(Extracted records)
-- begin --

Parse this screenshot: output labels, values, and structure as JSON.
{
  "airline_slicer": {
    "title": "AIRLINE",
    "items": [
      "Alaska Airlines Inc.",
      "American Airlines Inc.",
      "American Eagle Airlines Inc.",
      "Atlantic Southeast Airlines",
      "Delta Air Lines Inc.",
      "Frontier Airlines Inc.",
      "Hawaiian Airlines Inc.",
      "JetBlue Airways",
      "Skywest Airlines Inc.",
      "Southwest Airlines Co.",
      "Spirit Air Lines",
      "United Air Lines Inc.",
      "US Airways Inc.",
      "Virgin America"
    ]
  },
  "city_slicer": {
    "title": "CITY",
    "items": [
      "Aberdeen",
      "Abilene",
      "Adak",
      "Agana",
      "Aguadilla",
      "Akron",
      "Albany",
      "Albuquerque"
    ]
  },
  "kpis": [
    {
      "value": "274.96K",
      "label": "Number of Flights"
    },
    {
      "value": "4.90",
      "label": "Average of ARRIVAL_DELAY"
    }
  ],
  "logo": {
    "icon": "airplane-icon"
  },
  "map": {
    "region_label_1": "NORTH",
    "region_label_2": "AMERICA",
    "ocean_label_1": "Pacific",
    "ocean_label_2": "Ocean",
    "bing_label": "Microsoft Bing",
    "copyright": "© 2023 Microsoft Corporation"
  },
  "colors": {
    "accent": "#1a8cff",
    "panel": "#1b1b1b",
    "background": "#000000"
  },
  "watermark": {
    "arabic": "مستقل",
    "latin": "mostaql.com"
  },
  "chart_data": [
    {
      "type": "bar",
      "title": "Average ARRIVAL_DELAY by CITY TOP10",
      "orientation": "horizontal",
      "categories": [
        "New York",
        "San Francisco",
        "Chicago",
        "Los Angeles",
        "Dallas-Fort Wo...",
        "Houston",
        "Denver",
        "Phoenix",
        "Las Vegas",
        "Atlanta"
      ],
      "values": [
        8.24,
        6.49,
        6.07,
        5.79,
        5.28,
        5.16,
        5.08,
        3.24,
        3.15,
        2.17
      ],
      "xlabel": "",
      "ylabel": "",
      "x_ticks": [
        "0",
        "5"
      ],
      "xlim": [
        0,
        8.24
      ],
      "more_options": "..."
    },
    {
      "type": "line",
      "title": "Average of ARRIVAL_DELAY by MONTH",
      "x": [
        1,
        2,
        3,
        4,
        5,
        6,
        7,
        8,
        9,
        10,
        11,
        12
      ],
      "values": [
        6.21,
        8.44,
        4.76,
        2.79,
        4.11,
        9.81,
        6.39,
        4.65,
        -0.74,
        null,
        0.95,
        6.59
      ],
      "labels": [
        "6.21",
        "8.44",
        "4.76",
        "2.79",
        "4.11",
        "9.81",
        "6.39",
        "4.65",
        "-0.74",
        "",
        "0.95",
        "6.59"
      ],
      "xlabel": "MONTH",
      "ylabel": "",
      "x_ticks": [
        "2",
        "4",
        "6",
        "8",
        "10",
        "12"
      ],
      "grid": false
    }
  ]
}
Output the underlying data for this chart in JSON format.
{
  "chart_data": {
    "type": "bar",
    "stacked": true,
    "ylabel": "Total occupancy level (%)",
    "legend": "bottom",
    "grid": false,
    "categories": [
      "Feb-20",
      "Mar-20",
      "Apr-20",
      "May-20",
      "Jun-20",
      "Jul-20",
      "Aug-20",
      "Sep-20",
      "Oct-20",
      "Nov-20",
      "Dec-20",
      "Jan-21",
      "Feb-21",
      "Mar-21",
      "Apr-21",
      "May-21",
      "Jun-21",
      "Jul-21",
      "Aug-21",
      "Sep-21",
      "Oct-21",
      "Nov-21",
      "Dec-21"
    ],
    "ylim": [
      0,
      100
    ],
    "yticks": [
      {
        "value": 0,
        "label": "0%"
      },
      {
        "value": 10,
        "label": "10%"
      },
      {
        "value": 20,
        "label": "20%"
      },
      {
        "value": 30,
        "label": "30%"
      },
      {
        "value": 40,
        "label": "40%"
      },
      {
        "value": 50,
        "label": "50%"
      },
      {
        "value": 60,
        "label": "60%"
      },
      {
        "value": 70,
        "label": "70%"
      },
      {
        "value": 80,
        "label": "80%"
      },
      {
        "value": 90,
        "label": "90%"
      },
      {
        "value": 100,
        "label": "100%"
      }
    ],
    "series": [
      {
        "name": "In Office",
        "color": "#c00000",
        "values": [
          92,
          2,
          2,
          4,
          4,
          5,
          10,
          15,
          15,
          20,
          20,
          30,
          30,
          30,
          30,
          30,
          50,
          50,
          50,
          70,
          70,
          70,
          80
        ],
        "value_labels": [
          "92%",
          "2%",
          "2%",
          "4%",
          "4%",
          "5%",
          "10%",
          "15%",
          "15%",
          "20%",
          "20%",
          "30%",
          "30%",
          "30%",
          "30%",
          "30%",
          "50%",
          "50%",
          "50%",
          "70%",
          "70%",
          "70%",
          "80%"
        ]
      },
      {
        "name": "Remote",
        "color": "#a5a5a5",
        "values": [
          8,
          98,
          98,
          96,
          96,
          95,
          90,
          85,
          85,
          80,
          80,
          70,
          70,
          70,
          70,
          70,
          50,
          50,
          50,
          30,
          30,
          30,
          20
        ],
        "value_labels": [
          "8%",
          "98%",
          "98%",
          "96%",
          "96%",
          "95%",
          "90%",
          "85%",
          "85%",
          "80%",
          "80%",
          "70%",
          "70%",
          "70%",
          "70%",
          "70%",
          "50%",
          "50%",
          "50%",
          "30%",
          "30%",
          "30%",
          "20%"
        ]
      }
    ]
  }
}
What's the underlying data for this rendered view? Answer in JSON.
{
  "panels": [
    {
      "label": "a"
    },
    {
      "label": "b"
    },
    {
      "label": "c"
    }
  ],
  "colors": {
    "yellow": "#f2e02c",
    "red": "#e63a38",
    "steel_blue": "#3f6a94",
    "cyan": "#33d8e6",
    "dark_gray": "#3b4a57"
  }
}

-- end --

Look for "American" and pull out every line that has it.

- Exercise result
      "American Airlines Inc.",
      "American Eagle Airlines Inc.",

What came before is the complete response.